#### [WHAT YOU WILL DO]
Retype each record below word for word. Leave the pictures out.

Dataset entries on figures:
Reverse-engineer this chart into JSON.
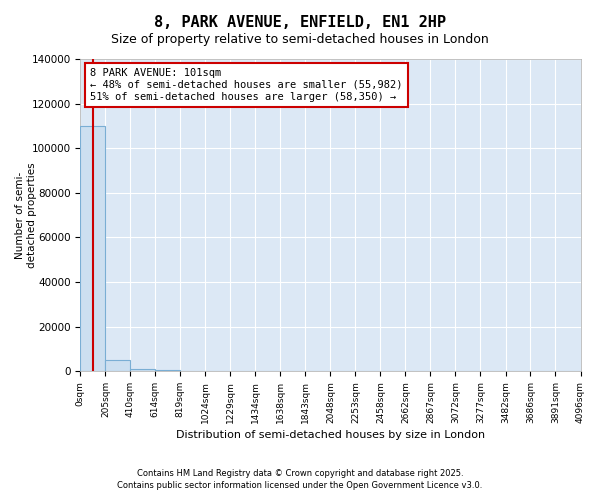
{
  "title": "8, PARK AVENUE, ENFIELD, EN1 2HP",
  "subtitle": "Size of property relative to semi-detached houses in London",
  "xlabel": "Distribution of semi-detached houses by size in London",
  "ylabel": "Number of semi-\ndetached properties",
  "annotation_title": "8 PARK AVENUE: 101sqm",
  "annotation_line1": "← 48% of semi-detached houses are smaller (55,982)",
  "annotation_line2": "51% of semi-detached houses are larger (58,350) →",
  "property_size": 101,
  "bin_edges": [
    0,
    205,
    410,
    614,
    819,
    1024,
    1229,
    1434,
    1638,
    1843,
    2048,
    2253,
    2458,
    2662,
    2867,
    3072,
    3277,
    3482,
    3686,
    3891,
    4096
  ],
  "bin_labels": [
    "0sqm",
    "205sqm",
    "410sqm",
    "614sqm",
    "819sqm",
    "1024sqm",
    "1229sqm",
    "1434sqm",
    "1638sqm",
    "1843sqm",
    "2048sqm",
    "2253sqm",
    "2458sqm",
    "2662sqm",
    "2867sqm",
    "3072sqm",
    "3277sqm",
    "3482sqm",
    "3686sqm",
    "3891sqm",
    "4096sqm"
  ],
  "bar_heights": [
    110000,
    5000,
    800,
    400,
    200,
    130,
    90,
    60,
    50,
    40,
    30,
    25,
    20,
    18,
    15,
    12,
    10,
    8,
    6,
    5
  ],
  "bar_color": "#ccdff0",
  "bar_edge_color": "#7aaed4",
  "property_line_color": "#cc0000",
  "annotation_box_edge": "#cc0000",
  "plot_bg_color": "#dce8f5",
  "figure_bg_color": "#ffffff",
  "grid_color": "#ffffff",
  "ylim": [
    0,
    140000
  ],
  "yticks": [
    0,
    20000,
    40000,
    60000,
    80000,
    100000,
    120000,
    140000
  ],
  "footer_line1": "Contains HM Land Registry data © Crown copyright and database right 2025.",
  "footer_line2": "Contains public sector information licensed under the Open Government Licence v3.0."
}
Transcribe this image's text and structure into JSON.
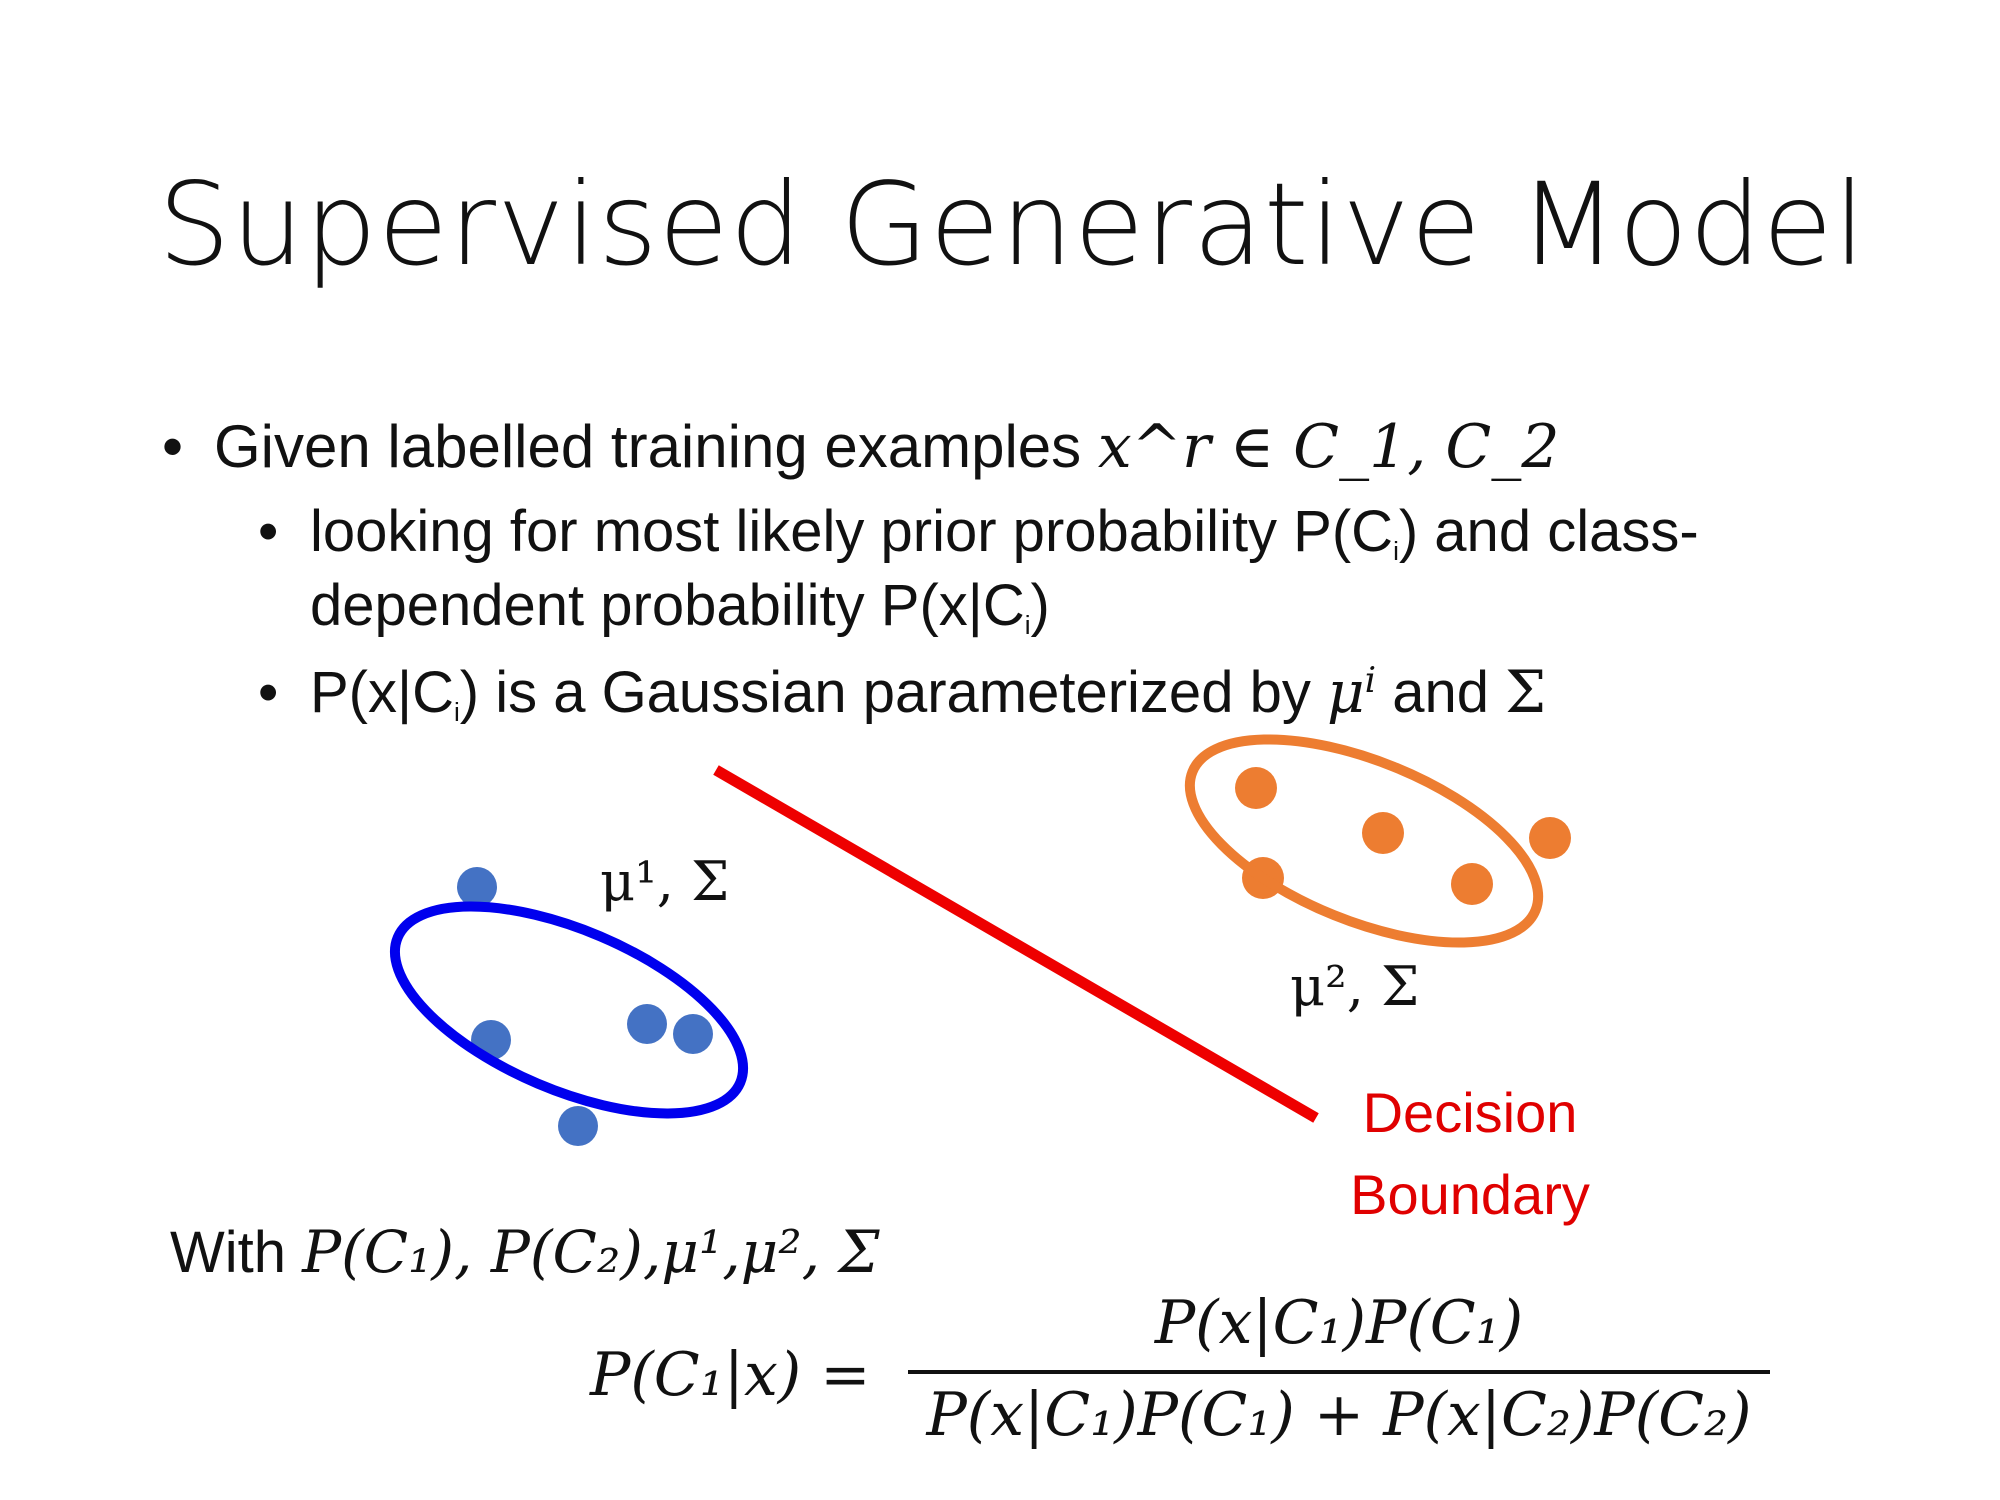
{
  "slide": {
    "title": "Supervised Generative Model",
    "bullet1": {
      "text": "Given labelled training examples ",
      "math": "x^r ∈ C_1, C_2"
    },
    "bullet2": {
      "line1": "looking for most likely prior probability P(C",
      "line1_sub": "i",
      "line1_end": ") and class-",
      "line2": "dependent probability P(x|C",
      "line2_sub": "i",
      "line2_end": ")"
    },
    "bullet3": {
      "prefix": "P(x|C",
      "sub": "i",
      "middle": ") is a Gaussian parameterized by ",
      "mu": "μ",
      "mu_sup": "i",
      "and": " and ",
      "sigma": "Σ"
    },
    "figure": {
      "class1_label": "μ¹, Σ",
      "class2_label": "μ², Σ",
      "boundary_label_line1": "Decision",
      "boundary_label_line2": "Boundary",
      "colors": {
        "class1": "#4472c4",
        "class1_ellipse": "#0000ee",
        "class2": "#ed7d31",
        "boundary": "#ee0000"
      }
    },
    "with_line": {
      "word": "With ",
      "math": "P(C₁), P(C₂),μ¹,μ², Σ"
    },
    "equation": {
      "lhs": "P(C₁|x) =",
      "numerator": "P(x|C₁)P(C₁)",
      "denominator": "P(x|C₁)P(C₁) + P(x|C₂)P(C₂)"
    }
  }
}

#### [RESPONSE FOR THIS EXERCISE]
Reverse-engineer this chart into JSON.
{
  "title": "8, PARK AVENUE, ENFIELD, EN1 2HP",
  "subtitle": "Size of property relative to semi-detached houses in London",
  "xlabel": "Distribution of semi-detached houses by size in London",
  "ylabel": "Number of semi-\ndetached properties",
  "annotation_title": "8 PARK AVENUE: 101sqm",
  "annotation_line1": "← 48% of semi-detached houses are smaller (55,982)",
  "annotation_line2": "51% of semi-detached houses are larger (58,350) →",
  "property_size": 101,
  "bin_edges": [
    0,
    205,
    410,
    614,
    819,
    1024,
    1229,
    1434,
    1638,
    1843,
    2048,
    2253,
    2458,
    2662,
    2867,
    3072,
    3277,
    3482,
    3686,
    3891,
    4096
  ],
  "bin_labels": [
    "0sqm",
    "205sqm",
    "410sqm",
    "614sqm",
    "819sqm",
    "1024sqm",
    "1229sqm",
    "1434sqm",
    "1638sqm",
    "1843sqm",
    "2048sqm",
    "2253sqm",
    "2458sqm",
    "2662sqm",
    "2867sqm",
    "3072sqm",
    "3277sqm",
    "3482sqm",
    "3686sqm",
    "3891sqm",
    "4096sqm"
  ],
  "bar_heights": [
    110000,
    5000,
    800,
    400,
    200,
    130,
    90,
    60,
    50,
    40,
    30,
    25,
    20,
    18,
    15,
    12,
    10,
    8,
    6,
    5
  ],
  "bar_color": "#ccdff0",
  "bar_edge_color": "#7aaed4",
  "property_line_color": "#cc0000",
  "annotation_box_edge": "#cc0000",
  "plot_bg_color": "#dce8f5",
  "figure_bg_color": "#ffffff",
  "grid_color": "#ffffff",
  "ylim": [
    0,
    140000
  ],
  "yticks": [
    0,
    20000,
    40000,
    60000,
    80000,
    100000,
    120000,
    140000
  ],
  "footer_line1": "Contains HM Land Registry data © Crown copyright and database right 2025.",
  "footer_line2": "Contains public sector information licensed under the Open Government Licence v3.0."
}
Transcribe this image's text and structure into JSON.
{
  "slide": {
    "title": "Supervised Generative Model",
    "bullet1": {
      "text": "Given labelled training examples ",
      "math": "x^r ∈ C_1, C_2"
    },
    "bullet2": {
      "line1": "looking for most likely prior probability P(C",
      "line1_sub": "i",
      "line1_end": ") and class-",
      "line2": "dependent probability P(x|C",
      "line2_sub": "i",
      "line2_end": ")"
    },
    "bullet3": {
      "prefix": "P(x|C",
      "sub": "i",
      "middle": ") is a Gaussian parameterized by ",
      "mu": "μ",
      "mu_sup": "i",
      "and": " and ",
      "sigma": "Σ"
    },
    "figure": {
      "class1_label": "μ¹, Σ",
      "class2_label": "μ², Σ",
      "boundary_label_line1": "Decision",
      "boundary_label_line2": "Boundary",
      "colors": {
        "class1": "#4472c4",
        "class1_ellipse": "#0000ee",
        "class2": "#ed7d31",
        "boundary": "#ee0000"
      }
    },
    "with_line": {
      "word": "With ",
      "math": "P(C₁), P(C₂),μ¹,μ², Σ"
    },
    "equation": {
      "lhs": "P(C₁|x) =",
      "numerator": "P(x|C₁)P(C₁)",
      "denominator": "P(x|C₁)P(C₁) + P(x|C₂)P(C₂)"
    }
  }
}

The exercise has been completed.